#### [Exercise objective]
Copy the data precisely, keeping every character.

---+---

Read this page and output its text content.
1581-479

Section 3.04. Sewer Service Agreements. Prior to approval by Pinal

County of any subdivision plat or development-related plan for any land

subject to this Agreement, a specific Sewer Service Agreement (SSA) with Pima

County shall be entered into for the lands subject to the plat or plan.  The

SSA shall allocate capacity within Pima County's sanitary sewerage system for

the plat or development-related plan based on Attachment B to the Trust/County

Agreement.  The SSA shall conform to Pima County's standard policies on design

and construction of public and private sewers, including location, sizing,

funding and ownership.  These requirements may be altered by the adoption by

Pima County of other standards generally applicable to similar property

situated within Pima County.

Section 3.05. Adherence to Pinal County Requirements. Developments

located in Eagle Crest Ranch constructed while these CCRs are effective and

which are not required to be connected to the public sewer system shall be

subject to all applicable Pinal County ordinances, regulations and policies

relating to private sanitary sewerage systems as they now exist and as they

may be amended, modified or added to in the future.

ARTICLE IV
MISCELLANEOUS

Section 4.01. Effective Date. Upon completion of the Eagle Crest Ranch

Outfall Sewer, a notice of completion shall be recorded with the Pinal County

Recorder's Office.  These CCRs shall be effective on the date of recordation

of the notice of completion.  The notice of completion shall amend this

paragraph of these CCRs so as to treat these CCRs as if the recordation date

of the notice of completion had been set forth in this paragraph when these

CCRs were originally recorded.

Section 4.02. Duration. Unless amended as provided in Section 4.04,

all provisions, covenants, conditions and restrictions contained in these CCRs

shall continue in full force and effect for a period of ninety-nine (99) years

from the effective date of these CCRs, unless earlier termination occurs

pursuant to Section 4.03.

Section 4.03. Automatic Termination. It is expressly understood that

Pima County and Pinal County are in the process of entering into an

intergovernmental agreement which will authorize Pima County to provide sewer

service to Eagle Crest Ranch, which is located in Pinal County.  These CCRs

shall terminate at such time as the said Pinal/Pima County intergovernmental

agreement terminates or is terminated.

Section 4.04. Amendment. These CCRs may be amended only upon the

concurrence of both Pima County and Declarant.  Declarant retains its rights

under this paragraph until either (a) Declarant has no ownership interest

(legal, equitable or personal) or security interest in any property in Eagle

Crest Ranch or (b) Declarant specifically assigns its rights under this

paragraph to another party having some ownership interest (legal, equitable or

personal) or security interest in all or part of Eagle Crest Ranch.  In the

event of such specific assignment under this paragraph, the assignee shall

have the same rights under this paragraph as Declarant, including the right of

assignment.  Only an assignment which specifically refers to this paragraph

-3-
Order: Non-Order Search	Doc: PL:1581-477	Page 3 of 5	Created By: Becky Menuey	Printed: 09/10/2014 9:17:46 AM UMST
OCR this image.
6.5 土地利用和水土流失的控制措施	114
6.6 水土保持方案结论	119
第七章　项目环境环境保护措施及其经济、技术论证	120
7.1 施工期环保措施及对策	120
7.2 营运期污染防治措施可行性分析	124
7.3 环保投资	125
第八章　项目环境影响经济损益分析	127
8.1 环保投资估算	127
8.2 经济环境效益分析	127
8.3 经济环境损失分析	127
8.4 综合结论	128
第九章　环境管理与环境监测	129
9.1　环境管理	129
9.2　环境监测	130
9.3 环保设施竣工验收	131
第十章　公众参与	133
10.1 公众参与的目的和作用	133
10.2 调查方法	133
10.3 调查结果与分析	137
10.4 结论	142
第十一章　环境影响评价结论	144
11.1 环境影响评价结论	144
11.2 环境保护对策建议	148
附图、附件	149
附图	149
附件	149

---+---

#### [Final result]
Read this page and output its text content.
1581-479

Section 3.04. Sewer Service Agreements. Prior to approval by Pinal

County of any subdivision plat or development-related plan for any land

subject to this Agreement, a specific Sewer Service Agreement (SSA) with Pima

County shall be entered into for the lands subject to the plat or plan.  The

SSA shall allocate capacity within Pima County's sanitary sewerage system for

the plat or development-related plan based on Attachment B to the Trust/County

Agreement.  The SSA shall conform to Pima County's standard policies on design

and construction of public and private sewers, including location, sizing,

funding and ownership.  These requirements may be altered by the adoption by

Pima County of other standards generally applicable to similar property

situated within Pima County.

Section 3.05. Adherence to Pinal County Requirements. Developments

located in Eagle Crest Ranch constructed while these CCRs are effective and

which are not required to be connected to the public sewer system shall be

subject to all applicable Pinal County ordinances, regulations and policies

relating to private sanitary sewerage systems as they now exist and as they

may be amended, modified or added to in the future.

ARTICLE IV
MISCELLANEOUS

Section 4.01. Effective Date. Upon completion of the Eagle Crest Ranch

Outfall Sewer, a notice of completion shall be recorded with the Pinal County

Recorder's Office.  These CCRs shall be effective on the date of recordation

of the notice of completion.  The notice of completion shall amend this

paragraph of these CCRs so as to treat these CCRs as if the recordation date

of the notice of completion had been set forth in this paragraph when these

CCRs were originally recorded.

Section 4.02. Duration. Unless amended as provided in Section 4.04,

all provisions, covenants, conditions and restrictions contained in these CCRs

shall continue in full force and effect for a period of ninety-nine (99) years

from the effective date of these CCRs, unless earlier termination occurs

pursuant to Section 4.03.

Section 4.03. Automatic Termination. It is expressly understood that

Pima County and Pinal County are in the process of entering into an

intergovernmental agreement which will authorize Pima County to provide sewer

service to Eagle Crest Ranch, which is located in Pinal County.  These CCRs

shall terminate at such time as the said Pinal/Pima County intergovernmental

agreement terminates or is terminated.

Section 4.04. Amendment. These CCRs may be amended only upon the

concurrence of both Pima County and Declarant.  Declarant retains its rights

under this paragraph until either (a) Declarant has no ownership interest

(legal, equitable or personal) or security interest in any property in Eagle

Crest Ranch or (b) Declarant specifically assigns its rights under this

paragraph to another party having some ownership interest (legal, equitable or

personal) or security interest in all or part of Eagle Crest Ranch.  In the

event of such specific assignment under this paragraph, the assignee shall

have the same rights under this paragraph as Declarant, including the right of

assignment.  Only an assignment which specifically refers to this paragraph

-3-
Order: Non-Order Search	Doc: PL:1581-477	Page 3 of 5	Created By: Becky Menuey	Printed: 09/10/2014 9:17:46 AM UMST
OCR this image.
6.5 土地利用和水土流失的控制措施	114
6.6 水土保持方案结论	119
第七章　项目环境环境保护措施及其经济、技术论证	120
7.1 施工期环保措施及对策	120
7.2 营运期污染防治措施可行性分析	124
7.3 环保投资	125
第八章　项目环境影响经济损益分析	127
8.1 环保投资估算	127
8.2 经济环境效益分析	127
8.3 经济环境损失分析	127
8.4 综合结论	128
第九章　环境管理与环境监测	129
9.1　环境管理	129
9.2　环境监测	130
9.3 环保设施竣工验收	131
第十章　公众参与	133
10.1 公众参与的目的和作用	133
10.2 调查方法	133
10.3 调查结果与分析	137
10.4 结论	142
第十一章　环境影响评价结论	144
11.1 环境影响评价结论	144
11.2 环境保护对策建议	148
附图、附件	149
附图	149
附件	149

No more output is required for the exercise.